---------- SUPPLIED DATA
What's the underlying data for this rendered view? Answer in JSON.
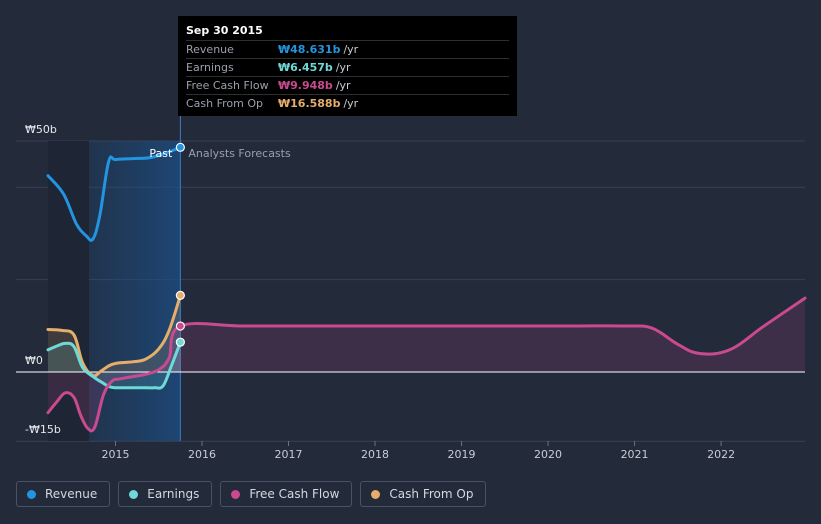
{
  "colors": {
    "background": "#232a3a",
    "revenue": "#2394df",
    "earnings": "#6fd8d8",
    "fcf": "#c94a8f",
    "cfo": "#e5ae6b",
    "past_band": "#1b4f86",
    "grid": "#3a4152",
    "zero_line": "#ffffff"
  },
  "tooltip": {
    "date": "Sep 30 2015",
    "rows": [
      {
        "label": "Revenue",
        "value": "₩48.631b",
        "unit": "/yr",
        "color": "#2394df"
      },
      {
        "label": "Earnings",
        "value": "₩6.457b",
        "unit": "/yr",
        "color": "#6fd8d8"
      },
      {
        "label": "Free Cash Flow",
        "value": "₩9.948b",
        "unit": "/yr",
        "color": "#c94a8f"
      },
      {
        "label": "Cash From Op",
        "value": "₩16.588b",
        "unit": "/yr",
        "color": "#e5ae6b"
      }
    ]
  },
  "legend": [
    {
      "label": "Revenue",
      "color": "#2394df"
    },
    {
      "label": "Earnings",
      "color": "#6fd8d8"
    },
    {
      "label": "Free Cash Flow",
      "color": "#c94a8f"
    },
    {
      "label": "Cash From Op",
      "color": "#e5ae6b"
    }
  ],
  "chart_data": {
    "type": "line",
    "title": "",
    "xlabel": "",
    "ylabel": "",
    "xlim": [
      2014.2,
      2022.97
    ],
    "ylim": [
      -15,
      50
    ],
    "x_ticks": [
      2015,
      2016,
      2017,
      2018,
      2019,
      2020,
      2021,
      2022
    ],
    "x_tick_labels": [
      "2015",
      "2016",
      "2017",
      "2018",
      "2019",
      "2020",
      "2021",
      "2022"
    ],
    "y_labels": [
      {
        "value": 50,
        "text": "₩50b"
      },
      {
        "value": 0,
        "text": "₩0"
      },
      {
        "value": -15,
        "text": "-₩15b"
      }
    ],
    "past_label": "Past",
    "forecast_label": "Analysts Forecasts",
    "past_end": 2015.75,
    "past_band_start": 2014.5,
    "series": [
      {
        "name": "Revenue",
        "color": "#2394df",
        "area": false,
        "x": [
          2014.22,
          2014.4,
          2014.55,
          2014.66,
          2014.74,
          2014.82,
          2014.92,
          2015.0,
          2015.2,
          2015.4,
          2015.6,
          2015.75
        ],
        "values": [
          42.5,
          38.5,
          32,
          29.5,
          28.8,
          34,
          45.5,
          46,
          46.2,
          46.4,
          47.5,
          48.631
        ]
      },
      {
        "name": "Cash From Op",
        "color": "#e5ae6b",
        "area": true,
        "x": [
          2014.22,
          2014.38,
          2014.52,
          2014.62,
          2014.74,
          2014.84,
          2014.94,
          2015.05,
          2015.2,
          2015.35,
          2015.5,
          2015.62,
          2015.75
        ],
        "values": [
          9.2,
          9.0,
          8.0,
          2.0,
          -0.8,
          0.3,
          1.5,
          2.0,
          2.2,
          2.8,
          5.0,
          9.0,
          16.588
        ]
      },
      {
        "name": "Earnings",
        "color": "#6fd8d8",
        "area": true,
        "x": [
          2014.22,
          2014.32,
          2014.42,
          2014.52,
          2014.62,
          2014.74,
          2014.84,
          2014.95,
          2015.1,
          2015.3,
          2015.45,
          2015.55,
          2015.65,
          2015.75
        ],
        "values": [
          4.8,
          5.6,
          6.2,
          5.5,
          1.0,
          -1.0,
          -2.2,
          -3.3,
          -3.4,
          -3.4,
          -3.4,
          -3.0,
          1.5,
          6.457
        ]
      },
      {
        "name": "Free Cash Flow",
        "color": "#c94a8f",
        "area": true,
        "x": [
          2014.22,
          2014.32,
          2014.42,
          2014.52,
          2014.6,
          2014.68,
          2014.76,
          2014.86,
          2014.96,
          2015.05,
          2015.2,
          2015.35,
          2015.5,
          2015.62,
          2015.75,
          2016.5,
          2017.5,
          2018.5,
          2019.5,
          2020.3,
          2020.9,
          2021.2,
          2021.5,
          2021.75,
          2022.1,
          2022.5,
          2022.97
        ],
        "values": [
          -8.8,
          -6.5,
          -4.5,
          -5.5,
          -9.5,
          -12.2,
          -12.0,
          -5.0,
          -2.0,
          -1.5,
          -1.0,
          -0.5,
          0.5,
          3.0,
          9.948,
          9.948,
          9.948,
          9.948,
          9.948,
          9.948,
          9.948,
          9.5,
          6.0,
          4.0,
          4.8,
          10.0,
          16.0
        ]
      },
      {
        "name": "Revenue-marker",
        "color": "#2394df",
        "area": false,
        "x": [],
        "values": []
      }
    ]
  }
}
--------------------
SET PROBLEM:
Repeat each record exactly, with the pictures left out.

FINAL ANSWER:
What's the underlying data for this rendered view? Answer in JSON.
{
  "colors": {
    "background": "#232a3a",
    "revenue": "#2394df",
    "earnings": "#6fd8d8",
    "fcf": "#c94a8f",
    "cfo": "#e5ae6b",
    "past_band": "#1b4f86",
    "grid": "#3a4152",
    "zero_line": "#ffffff"
  },
  "tooltip": {
    "date": "Sep 30 2015",
    "rows": [
      {
        "label": "Revenue",
        "value": "₩48.631b",
        "unit": "/yr",
        "color": "#2394df"
      },
      {
        "label": "Earnings",
        "value": "₩6.457b",
        "unit": "/yr",
        "color": "#6fd8d8"
      },
      {
        "label": "Free Cash Flow",
        "value": "₩9.948b",
        "unit": "/yr",
        "color": "#c94a8f"
      },
      {
        "label": "Cash From Op",
        "value": "₩16.588b",
        "unit": "/yr",
        "color": "#e5ae6b"
      }
    ]
  },
  "legend": [
    {
      "label": "Revenue",
      "color": "#2394df"
    },
    {
      "label": "Earnings",
      "color": "#6fd8d8"
    },
    {
      "label": "Free Cash Flow",
      "color": "#c94a8f"
    },
    {
      "label": "Cash From Op",
      "color": "#e5ae6b"
    }
  ],
  "chart_data": {
    "type": "line",
    "title": "",
    "xlabel": "",
    "ylabel": "",
    "xlim": [
      2014.2,
      2022.97
    ],
    "ylim": [
      -15,
      50
    ],
    "x_ticks": [
      2015,
      2016,
      2017,
      2018,
      2019,
      2020,
      2021,
      2022
    ],
    "x_tick_labels": [
      "2015",
      "2016",
      "2017",
      "2018",
      "2019",
      "2020",
      "2021",
      "2022"
    ],
    "y_labels": [
      {
        "value": 50,
        "text": "₩50b"
      },
      {
        "value": 0,
        "text": "₩0"
      },
      {
        "value": -15,
        "text": "-₩15b"
      }
    ],
    "past_label": "Past",
    "forecast_label": "Analysts Forecasts",
    "past_end": 2015.75,
    "past_band_start": 2014.5,
    "series": [
      {
        "name": "Revenue",
        "color": "#2394df",
        "area": false,
        "x": [
          2014.22,
          2014.4,
          2014.55,
          2014.66,
          2014.74,
          2014.82,
          2014.92,
          2015.0,
          2015.2,
          2015.4,
          2015.6,
          2015.75
        ],
        "values": [
          42.5,
          38.5,
          32,
          29.5,
          28.8,
          34,
          45.5,
          46,
          46.2,
          46.4,
          47.5,
          48.631
        ]
      },
      {
        "name": "Cash From Op",
        "color": "#e5ae6b",
        "area": true,
        "x": [
          2014.22,
          2014.38,
          2014.52,
          2014.62,
          2014.74,
          2014.84,
          2014.94,
          2015.05,
          2015.2,
          2015.35,
          2015.5,
          2015.62,
          2015.75
        ],
        "values": [
          9.2,
          9.0,
          8.0,
          2.0,
          -0.8,
          0.3,
          1.5,
          2.0,
          2.2,
          2.8,
          5.0,
          9.0,
          16.588
        ]
      },
      {
        "name": "Earnings",
        "color": "#6fd8d8",
        "area": true,
        "x": [
          2014.22,
          2014.32,
          2014.42,
          2014.52,
          2014.62,
          2014.74,
          2014.84,
          2014.95,
          2015.1,
          2015.3,
          2015.45,
          2015.55,
          2015.65,
          2015.75
        ],
        "values": [
          4.8,
          5.6,
          6.2,
          5.5,
          1.0,
          -1.0,
          -2.2,
          -3.3,
          -3.4,
          -3.4,
          -3.4,
          -3.0,
          1.5,
          6.457
        ]
      },
      {
        "name": "Free Cash Flow",
        "color": "#c94a8f",
        "area": true,
        "x": [
          2014.22,
          2014.32,
          2014.42,
          2014.52,
          2014.6,
          2014.68,
          2014.76,
          2014.86,
          2014.96,
          2015.05,
          2015.2,
          2015.35,
          2015.5,
          2015.62,
          2015.75,
          2016.5,
          2017.5,
          2018.5,
          2019.5,
          2020.3,
          2020.9,
          2021.2,
          2021.5,
          2021.75,
          2022.1,
          2022.5,
          2022.97
        ],
        "values": [
          -8.8,
          -6.5,
          -4.5,
          -5.5,
          -9.5,
          -12.2,
          -12.0,
          -5.0,
          -2.0,
          -1.5,
          -1.0,
          -0.5,
          0.5,
          3.0,
          9.948,
          9.948,
          9.948,
          9.948,
          9.948,
          9.948,
          9.948,
          9.5,
          6.0,
          4.0,
          4.8,
          10.0,
          16.0
        ]
      },
      {
        "name": "Revenue-marker",
        "color": "#2394df",
        "area": false,
        "x": [],
        "values": []
      }
    ]
  }
}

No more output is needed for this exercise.